- **WHAT IS EXPECTED**
Leave out the pictures and restate the rest of the data exactly.

Dataset items
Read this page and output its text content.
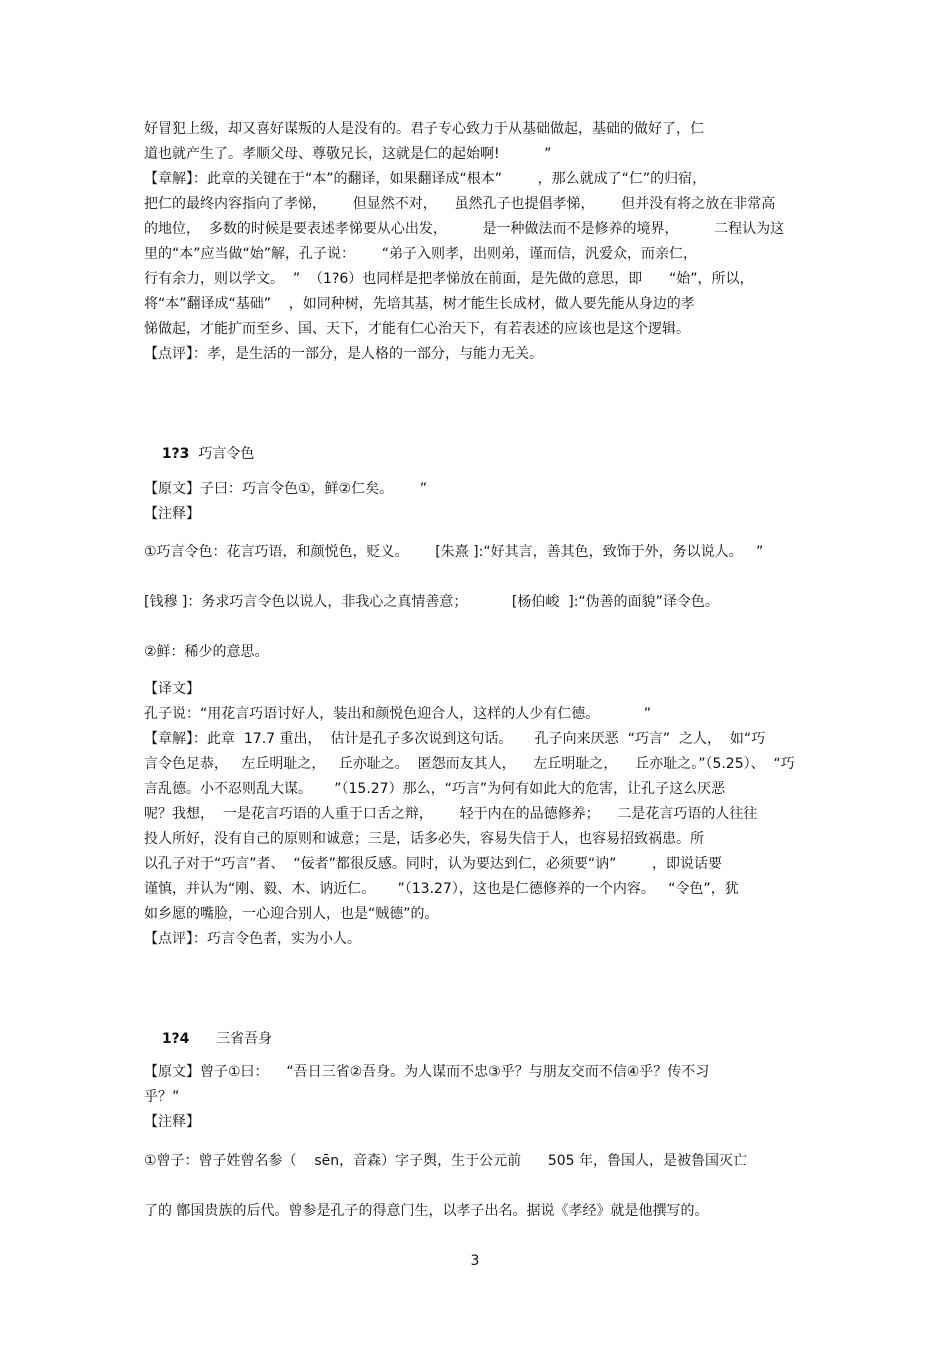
好冒犯上级，却又喜好谋叛的人是没有的。君子专心致力于从基础做起，基础的做好了，仁
道也就产生了。孝顺父母、尊敬兄长，这就是仁的起始啊!          ”
【章解】：此章的关键在于“本”的翻译，如果翻译成“根本”        ，那么就成了“仁”的归宿，
把仁的最终内容指向了孝悌，      但显然不对，    虽然孔子也提倡孝悌，      但并没有将之放在非常高
的地位，  多数的时候是要表述孝悌要从心出发，        是一种做法而不是修养的境界，        二程认为这
里的“本”应当做“始”解，孔子说：      “弟子入则孝，出则弟，谨而信，汎爱众，而亲仁，
行有余力，则以学文。  ”  （1?6）也同样是把孝悌放在前面，是先做的意思，即      “始”，所以，
将“本”翻译成“基础”    ，如同种树，先培其基，树才能生长成材，做人要先能从身边的孝
悌做起，才能扩而至乡、国、天下，才能有仁心治天下，有若表述的应该也是这个逻辑。
【点评】：孝，是生活的一部分，是人格的一部分，与能力无关。

1?3 巧言令色

【原文】子曰：巧言令色①，鲜②仁矣。      ”
【注释】
①巧言令色：花言巧语，和颜悦色，贬义。      [朱熹 ]:“好其言，善其色，致饰于外，务以说人。   ”
[钱穆 ]：务求巧言令色以说人，非我心之真情善意；          [杨伯峻  ]:“伪善的面貌”译令色。
②鲜：稀少的意思。
【译文】
孔子说：“用花言巧语讨好人，装出和颜悦色迎合人，这样的人少有仁德。          ”
【章解】：此章  17.7 重出，  估计是孔子多次说到这句话。     孔子向来厌恶  “巧言”  之人，  如“巧
言令色足恭，   左丘明耻之，   丘亦耻之。  匿怨而友其人，    左丘明耻之，    丘亦耻之。”（5.25）、  “巧
言乱德。小不忍则乱大谋。     ”（15.27）那么，“巧言”为何有如此大的危害，让孔子这么厌恶
呢？我想，  一是花言巧语的人重于口舌之辩，      轻于内在的品德修养；    二是花言巧语的人往往
投人所好，没有自己的原则和诚意；三是，话多必失，容易失信于人，也容易招致祸患。所
以孔子对于“巧言”者、  “佞者”都很反感。同时，认为要达到仁，必须要“讷”        ，即说话要
谨慎，并认为“刚、毅、木、讷近仁。     ”（13.27），这也是仁德修养的一个内容。   “令色”，犹
如乡愿的嘴脸，一心迎合别人，也是“贼德”的。
【点评】：巧言令色者，实为小人。

1?4 三省吾身

【原文】曾子①曰：    “吾日三省②吾身。为人谋而不忠③乎？与朋友交而不信④乎？传不习
乎？”
【注释】
①曾子：曾子姓曾名参（    sēn，音森）字子舆，生于公元前      505 年，鲁国人，是被鲁国灭亡
了的 鄫国贵族的后代。曾参是孔子的得意门生，以孝子出名。据说《孝经》就是他撰写的。
3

- **RESULT BELOW**
Read this page and output its text content.
好冒犯上级，却又喜好谋叛的人是没有的。君子专心致力于从基础做起，基础的做好了，仁
道也就产生了。孝顺父母、尊敬兄长，这就是仁的起始啊!          ”
【章解】：此章的关键在于“本”的翻译，如果翻译成“根本”        ，那么就成了“仁”的归宿，
把仁的最终内容指向了孝悌，      但显然不对，    虽然孔子也提倡孝悌，      但并没有将之放在非常高
的地位，  多数的时候是要表述孝悌要从心出发，        是一种做法而不是修养的境界，        二程认为这
里的“本”应当做“始”解，孔子说：      “弟子入则孝，出则弟，谨而信，汎爱众，而亲仁，
行有余力，则以学文。  ”  （1?6）也同样是把孝悌放在前面，是先做的意思，即      “始”，所以，
将“本”翻译成“基础”    ，如同种树，先培其基，树才能生长成材，做人要先能从身边的孝
悌做起，才能扩而至乡、国、天下，才能有仁心治天下，有若表述的应该也是这个逻辑。
【点评】：孝，是生活的一部分，是人格的一部分，与能力无关。

1?3 巧言令色

【原文】子曰：巧言令色①，鲜②仁矣。      ”
【注释】
①巧言令色：花言巧语，和颜悦色，贬义。      [朱熹 ]:“好其言，善其色，致饰于外，务以说人。   ”
[钱穆 ]：务求巧言令色以说人，非我心之真情善意；          [杨伯峻  ]:“伪善的面貌”译令色。
②鲜：稀少的意思。
【译文】
孔子说：“用花言巧语讨好人，装出和颜悦色迎合人，这样的人少有仁德。          ”
【章解】：此章  17.7 重出，  估计是孔子多次说到这句话。     孔子向来厌恶  “巧言”  之人，  如“巧
言令色足恭，   左丘明耻之，   丘亦耻之。  匿怨而友其人，    左丘明耻之，    丘亦耻之。”（5.25）、  “巧
言乱德。小不忍则乱大谋。     ”（15.27）那么，“巧言”为何有如此大的危害，让孔子这么厌恶
呢？我想，  一是花言巧语的人重于口舌之辩，      轻于内在的品德修养；    二是花言巧语的人往往
投人所好，没有自己的原则和诚意；三是，话多必失，容易失信于人，也容易招致祸患。所
以孔子对于“巧言”者、  “佞者”都很反感。同时，认为要达到仁，必须要“讷”        ，即说话要
谨慎，并认为“刚、毅、木、讷近仁。     ”（13.27），这也是仁德修养的一个内容。   “令色”，犹
如乡愿的嘴脸，一心迎合别人，也是“贼德”的。
【点评】：巧言令色者，实为小人。

1?4 三省吾身

【原文】曾子①曰：    “吾日三省②吾身。为人谋而不忠③乎？与朋友交而不信④乎？传不习
乎？”
【注释】
①曾子：曾子姓曾名参（    sēn，音森）字子舆，生于公元前      505 年，鲁国人，是被鲁国灭亡
了的 鄫国贵族的后代。曾参是孔子的得意门生，以孝子出名。据说《孝经》就是他撰写的。
3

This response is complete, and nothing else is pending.